**What is asked:** Repeat each record exactly as written, and drop any images.
>> BEGIN Recorded information
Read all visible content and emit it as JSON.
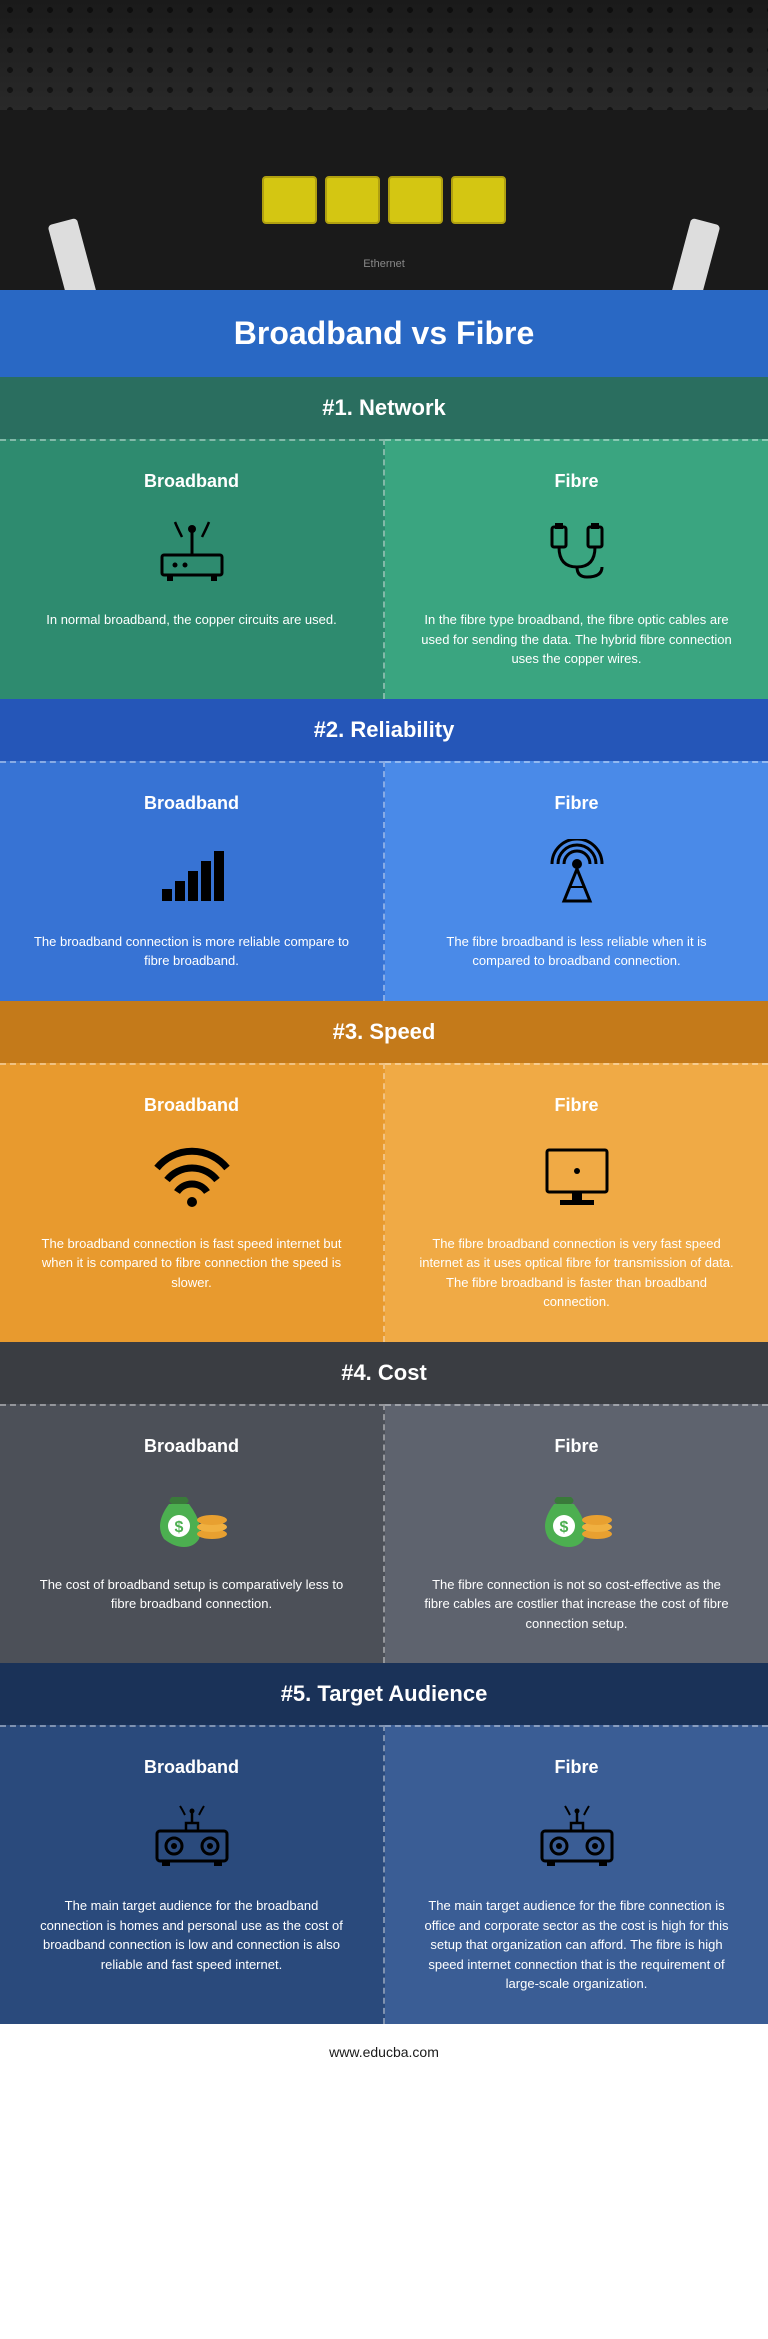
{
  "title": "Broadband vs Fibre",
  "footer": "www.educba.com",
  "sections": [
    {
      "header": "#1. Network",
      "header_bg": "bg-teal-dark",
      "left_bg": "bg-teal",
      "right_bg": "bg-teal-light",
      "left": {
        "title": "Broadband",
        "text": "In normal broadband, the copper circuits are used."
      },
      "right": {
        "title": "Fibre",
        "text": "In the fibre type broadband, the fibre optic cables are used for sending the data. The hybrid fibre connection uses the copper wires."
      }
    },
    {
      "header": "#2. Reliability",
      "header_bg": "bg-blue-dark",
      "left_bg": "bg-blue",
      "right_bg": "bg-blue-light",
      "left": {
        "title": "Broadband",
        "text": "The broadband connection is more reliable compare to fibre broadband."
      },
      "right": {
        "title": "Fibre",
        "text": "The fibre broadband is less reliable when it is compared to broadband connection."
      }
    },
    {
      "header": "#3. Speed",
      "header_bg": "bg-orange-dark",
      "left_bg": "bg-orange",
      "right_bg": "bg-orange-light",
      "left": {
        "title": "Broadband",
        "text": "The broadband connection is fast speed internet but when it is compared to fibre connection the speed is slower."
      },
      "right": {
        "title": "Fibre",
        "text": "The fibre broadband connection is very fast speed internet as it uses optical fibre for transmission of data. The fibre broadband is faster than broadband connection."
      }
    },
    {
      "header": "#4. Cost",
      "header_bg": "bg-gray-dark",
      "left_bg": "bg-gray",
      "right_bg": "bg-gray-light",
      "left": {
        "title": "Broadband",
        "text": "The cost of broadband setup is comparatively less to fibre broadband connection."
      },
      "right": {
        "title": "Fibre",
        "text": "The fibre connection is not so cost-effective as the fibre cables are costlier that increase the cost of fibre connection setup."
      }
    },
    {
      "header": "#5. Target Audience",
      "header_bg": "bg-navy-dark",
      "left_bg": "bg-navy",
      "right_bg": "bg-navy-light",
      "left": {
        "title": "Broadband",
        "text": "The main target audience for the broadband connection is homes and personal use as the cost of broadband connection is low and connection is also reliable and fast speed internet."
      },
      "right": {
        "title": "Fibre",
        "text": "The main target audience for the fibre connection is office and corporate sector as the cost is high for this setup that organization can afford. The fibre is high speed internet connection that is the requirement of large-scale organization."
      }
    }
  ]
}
>> END Recorded information
**Response to the exercise:**
Read all visible content and emit it as JSON.
{
  "title": "Broadband vs Fibre",
  "footer": "www.educba.com",
  "sections": [
    {
      "header": "#1. Network",
      "header_bg": "bg-teal-dark",
      "left_bg": "bg-teal",
      "right_bg": "bg-teal-light",
      "left": {
        "title": "Broadband",
        "text": "In normal broadband, the copper circuits are used."
      },
      "right": {
        "title": "Fibre",
        "text": "In the fibre type broadband, the fibre optic cables are used for sending the data. The hybrid fibre connection uses the copper wires."
      }
    },
    {
      "header": "#2. Reliability",
      "header_bg": "bg-blue-dark",
      "left_bg": "bg-blue",
      "right_bg": "bg-blue-light",
      "left": {
        "title": "Broadband",
        "text": "The broadband connection is more reliable compare to fibre broadband."
      },
      "right": {
        "title": "Fibre",
        "text": "The fibre broadband is less reliable when it is compared to broadband connection."
      }
    },
    {
      "header": "#3. Speed",
      "header_bg": "bg-orange-dark",
      "left_bg": "bg-orange",
      "right_bg": "bg-orange-light",
      "left": {
        "title": "Broadband",
        "text": "The broadband connection is fast speed internet but when it is compared to fibre connection the speed is slower."
      },
      "right": {
        "title": "Fibre",
        "text": "The fibre broadband connection is very fast speed internet as it uses optical fibre for transmission of data. The fibre broadband is faster than broadband connection."
      }
    },
    {
      "header": "#4. Cost",
      "header_bg": "bg-gray-dark",
      "left_bg": "bg-gray",
      "right_bg": "bg-gray-light",
      "left": {
        "title": "Broadband",
        "text": "The cost of broadband setup is comparatively less to fibre broadband connection."
      },
      "right": {
        "title": "Fibre",
        "text": "The fibre connection is not so cost-effective as the fibre cables are costlier that increase the cost of fibre connection setup."
      }
    },
    {
      "header": "#5. Target Audience",
      "header_bg": "bg-navy-dark",
      "left_bg": "bg-navy",
      "right_bg": "bg-navy-light",
      "left": {
        "title": "Broadband",
        "text": "The main target audience for the broadband connection is homes and personal use as the cost of broadband connection is low and connection is also reliable and fast speed internet."
      },
      "right": {
        "title": "Fibre",
        "text": "The main target audience for the fibre connection is office and corporate sector as the cost is high for this setup that organization can afford. The fibre is high speed internet connection that is the requirement of large-scale organization."
      }
    }
  ]
}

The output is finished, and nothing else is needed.